**Data entries**
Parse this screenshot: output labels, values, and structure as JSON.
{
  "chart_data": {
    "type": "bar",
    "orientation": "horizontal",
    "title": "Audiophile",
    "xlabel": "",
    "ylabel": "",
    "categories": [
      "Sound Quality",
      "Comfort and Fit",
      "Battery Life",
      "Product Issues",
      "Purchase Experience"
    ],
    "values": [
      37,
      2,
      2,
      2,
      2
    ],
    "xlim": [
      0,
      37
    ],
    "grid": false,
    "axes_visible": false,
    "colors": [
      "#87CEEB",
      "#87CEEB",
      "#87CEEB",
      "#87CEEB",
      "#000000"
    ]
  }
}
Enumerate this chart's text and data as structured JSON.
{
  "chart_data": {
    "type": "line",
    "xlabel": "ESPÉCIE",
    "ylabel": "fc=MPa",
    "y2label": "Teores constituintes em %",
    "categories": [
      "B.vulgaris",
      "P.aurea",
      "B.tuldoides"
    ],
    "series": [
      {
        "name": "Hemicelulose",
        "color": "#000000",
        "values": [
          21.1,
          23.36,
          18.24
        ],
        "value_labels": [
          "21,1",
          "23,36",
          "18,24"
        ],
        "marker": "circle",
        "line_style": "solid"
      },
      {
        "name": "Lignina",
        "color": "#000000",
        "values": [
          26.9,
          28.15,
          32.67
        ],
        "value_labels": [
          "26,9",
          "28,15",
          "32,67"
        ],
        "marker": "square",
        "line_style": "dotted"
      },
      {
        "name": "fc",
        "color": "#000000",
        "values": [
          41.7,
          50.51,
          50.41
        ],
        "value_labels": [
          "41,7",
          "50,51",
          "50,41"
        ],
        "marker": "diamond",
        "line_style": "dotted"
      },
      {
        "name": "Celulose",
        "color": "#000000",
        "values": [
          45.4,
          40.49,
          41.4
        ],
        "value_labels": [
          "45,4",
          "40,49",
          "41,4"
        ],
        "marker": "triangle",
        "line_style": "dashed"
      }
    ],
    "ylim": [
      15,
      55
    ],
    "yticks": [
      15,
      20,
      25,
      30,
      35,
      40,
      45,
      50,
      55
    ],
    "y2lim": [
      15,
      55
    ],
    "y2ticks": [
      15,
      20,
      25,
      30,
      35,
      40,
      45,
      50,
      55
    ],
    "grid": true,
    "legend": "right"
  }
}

**What you need to do**
Report back each line of the entries that holds the string "name".

**Answer in full**
        "name": "Hemicelulose",
        "name": "Lignina",
        "name": "fc",
        "name": "Celulose",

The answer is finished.